EXERCISE MATERIAL ::

-- begin --

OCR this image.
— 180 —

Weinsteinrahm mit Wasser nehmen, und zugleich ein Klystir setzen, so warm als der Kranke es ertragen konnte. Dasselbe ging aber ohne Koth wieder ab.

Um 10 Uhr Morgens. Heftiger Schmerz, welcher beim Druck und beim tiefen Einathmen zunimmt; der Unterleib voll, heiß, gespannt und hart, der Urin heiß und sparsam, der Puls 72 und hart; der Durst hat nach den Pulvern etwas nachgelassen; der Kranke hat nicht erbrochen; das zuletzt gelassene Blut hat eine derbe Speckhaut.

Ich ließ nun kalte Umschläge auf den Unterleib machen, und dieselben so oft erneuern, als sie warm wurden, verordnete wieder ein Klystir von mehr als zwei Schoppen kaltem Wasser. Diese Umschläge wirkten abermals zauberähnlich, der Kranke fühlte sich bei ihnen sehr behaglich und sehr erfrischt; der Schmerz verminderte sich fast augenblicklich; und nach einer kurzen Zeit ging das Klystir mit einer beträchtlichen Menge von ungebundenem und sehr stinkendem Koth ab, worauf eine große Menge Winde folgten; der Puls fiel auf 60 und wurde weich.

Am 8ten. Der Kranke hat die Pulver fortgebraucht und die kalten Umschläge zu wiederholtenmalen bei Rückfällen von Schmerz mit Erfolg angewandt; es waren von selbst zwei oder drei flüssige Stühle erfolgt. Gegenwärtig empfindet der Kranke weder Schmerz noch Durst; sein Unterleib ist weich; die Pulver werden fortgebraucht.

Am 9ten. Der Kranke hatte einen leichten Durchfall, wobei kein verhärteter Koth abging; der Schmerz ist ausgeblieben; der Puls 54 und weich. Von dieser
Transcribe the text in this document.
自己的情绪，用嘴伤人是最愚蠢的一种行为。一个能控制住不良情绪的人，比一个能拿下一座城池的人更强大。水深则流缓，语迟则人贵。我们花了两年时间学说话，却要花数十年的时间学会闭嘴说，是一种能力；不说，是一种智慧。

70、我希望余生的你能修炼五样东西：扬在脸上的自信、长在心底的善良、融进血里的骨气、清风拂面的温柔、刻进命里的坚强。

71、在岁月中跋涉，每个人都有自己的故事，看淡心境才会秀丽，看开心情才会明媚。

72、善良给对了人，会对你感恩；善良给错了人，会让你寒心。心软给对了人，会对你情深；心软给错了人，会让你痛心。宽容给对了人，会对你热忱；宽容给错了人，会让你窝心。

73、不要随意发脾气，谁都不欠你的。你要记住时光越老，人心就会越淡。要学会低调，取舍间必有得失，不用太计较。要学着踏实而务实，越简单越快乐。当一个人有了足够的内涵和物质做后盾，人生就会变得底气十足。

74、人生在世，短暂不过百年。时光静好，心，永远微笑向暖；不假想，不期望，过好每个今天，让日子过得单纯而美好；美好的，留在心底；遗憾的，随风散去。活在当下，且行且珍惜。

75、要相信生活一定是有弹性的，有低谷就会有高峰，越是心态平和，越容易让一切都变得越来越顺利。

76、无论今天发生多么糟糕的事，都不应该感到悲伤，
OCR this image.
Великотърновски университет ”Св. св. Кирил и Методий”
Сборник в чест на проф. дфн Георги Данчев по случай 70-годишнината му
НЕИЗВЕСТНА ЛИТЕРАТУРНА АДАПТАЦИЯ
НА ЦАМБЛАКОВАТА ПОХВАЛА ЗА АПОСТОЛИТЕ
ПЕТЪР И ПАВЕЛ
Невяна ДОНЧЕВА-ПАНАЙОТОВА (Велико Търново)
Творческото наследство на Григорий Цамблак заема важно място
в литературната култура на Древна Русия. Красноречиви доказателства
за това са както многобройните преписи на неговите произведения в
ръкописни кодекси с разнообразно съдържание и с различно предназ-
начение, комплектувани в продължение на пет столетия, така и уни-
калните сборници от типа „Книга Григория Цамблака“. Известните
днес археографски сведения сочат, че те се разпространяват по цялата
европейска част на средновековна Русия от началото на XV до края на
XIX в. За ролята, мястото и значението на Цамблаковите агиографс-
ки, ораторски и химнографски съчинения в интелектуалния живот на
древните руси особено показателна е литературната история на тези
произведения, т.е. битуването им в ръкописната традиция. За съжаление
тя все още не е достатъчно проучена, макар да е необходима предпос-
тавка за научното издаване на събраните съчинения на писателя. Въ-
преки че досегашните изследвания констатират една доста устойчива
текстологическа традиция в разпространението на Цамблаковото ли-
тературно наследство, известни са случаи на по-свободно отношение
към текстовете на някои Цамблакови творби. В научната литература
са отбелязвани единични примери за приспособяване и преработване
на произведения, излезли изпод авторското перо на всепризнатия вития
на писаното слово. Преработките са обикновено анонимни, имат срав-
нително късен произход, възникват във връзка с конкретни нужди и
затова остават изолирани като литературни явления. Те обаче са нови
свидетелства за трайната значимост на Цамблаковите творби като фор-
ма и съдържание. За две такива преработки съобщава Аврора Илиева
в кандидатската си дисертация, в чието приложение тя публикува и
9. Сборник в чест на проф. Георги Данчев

-- end --

WHAT THE EXERCISE ASKS :: Each line of the data that includes the word "чест" counts once; report the total and nothing more.

REPLY TO THE EXERCISE :: 2